| Exercise instructions |
Restate the records that follow word for word; no pictures should appear.

** Start **

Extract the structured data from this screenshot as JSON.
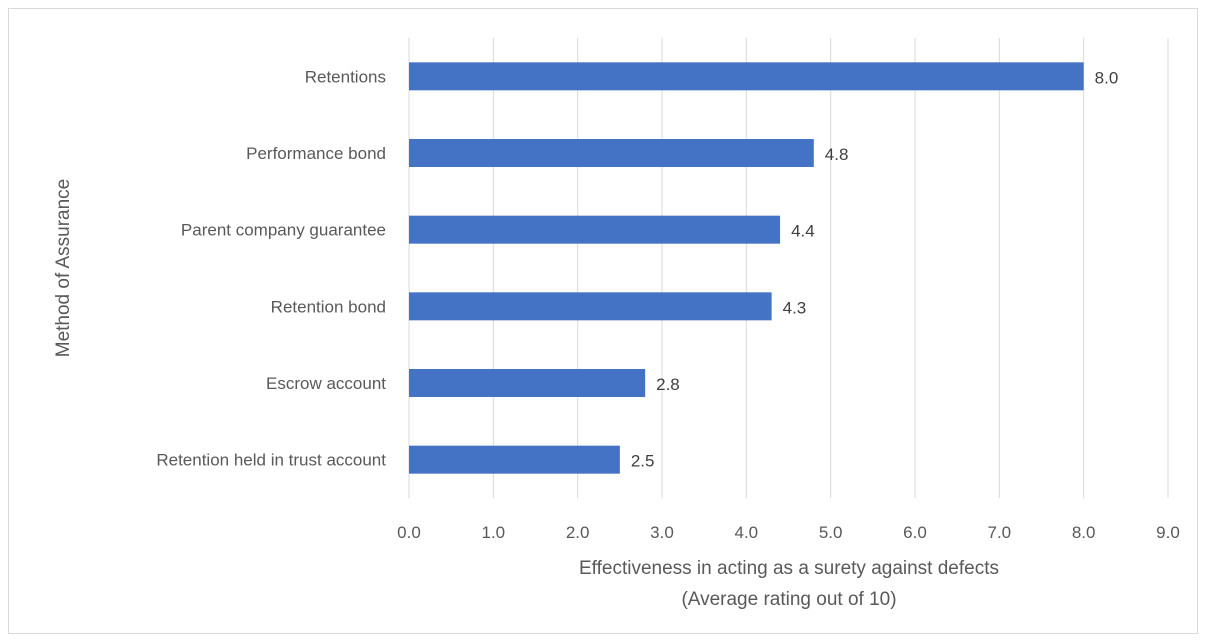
{
  "chart_data": {
    "type": "bar",
    "orientation": "horizontal",
    "categories": [
      "Retentions",
      "Performance bond",
      "Parent company guarantee",
      "Retention bond",
      "Escrow account",
      "Retention held in trust account"
    ],
    "values": [
      8.0,
      4.8,
      4.4,
      4.3,
      2.8,
      2.5
    ],
    "data_labels": [
      "8.0",
      "4.8",
      "4.4",
      "4.3",
      "2.8",
      "2.5"
    ],
    "xlim": [
      0,
      9
    ],
    "x_ticks": [
      "0.0",
      "1.0",
      "2.0",
      "3.0",
      "4.0",
      "5.0",
      "6.0",
      "7.0",
      "8.0",
      "9.0"
    ],
    "xlabel_line1": "Effectiveness in acting as a surety against defects",
    "xlabel_line2": "(Average rating out of 10)",
    "ylabel": "Method of Assurance",
    "bar_color": "#4472c4",
    "grid": "vertical gridlines",
    "legend": "none"
  }
}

** End **

| Solution to this problem |
Extract the structured data from this screenshot as JSON.
{
  "chart_data": {
    "type": "bar",
    "orientation": "horizontal",
    "categories": [
      "Retentions",
      "Performance bond",
      "Parent company guarantee",
      "Retention bond",
      "Escrow account",
      "Retention held in trust account"
    ],
    "values": [
      8.0,
      4.8,
      4.4,
      4.3,
      2.8,
      2.5
    ],
    "data_labels": [
      "8.0",
      "4.8",
      "4.4",
      "4.3",
      "2.8",
      "2.5"
    ],
    "xlim": [
      0,
      9
    ],
    "x_ticks": [
      "0.0",
      "1.0",
      "2.0",
      "3.0",
      "4.0",
      "5.0",
      "6.0",
      "7.0",
      "8.0",
      "9.0"
    ],
    "xlabel_line1": "Effectiveness in acting as a surety against defects",
    "xlabel_line2": "(Average rating out of 10)",
    "ylabel": "Method of Assurance",
    "bar_color": "#4472c4",
    "grid": "vertical gridlines",
    "legend": "none"
  }
}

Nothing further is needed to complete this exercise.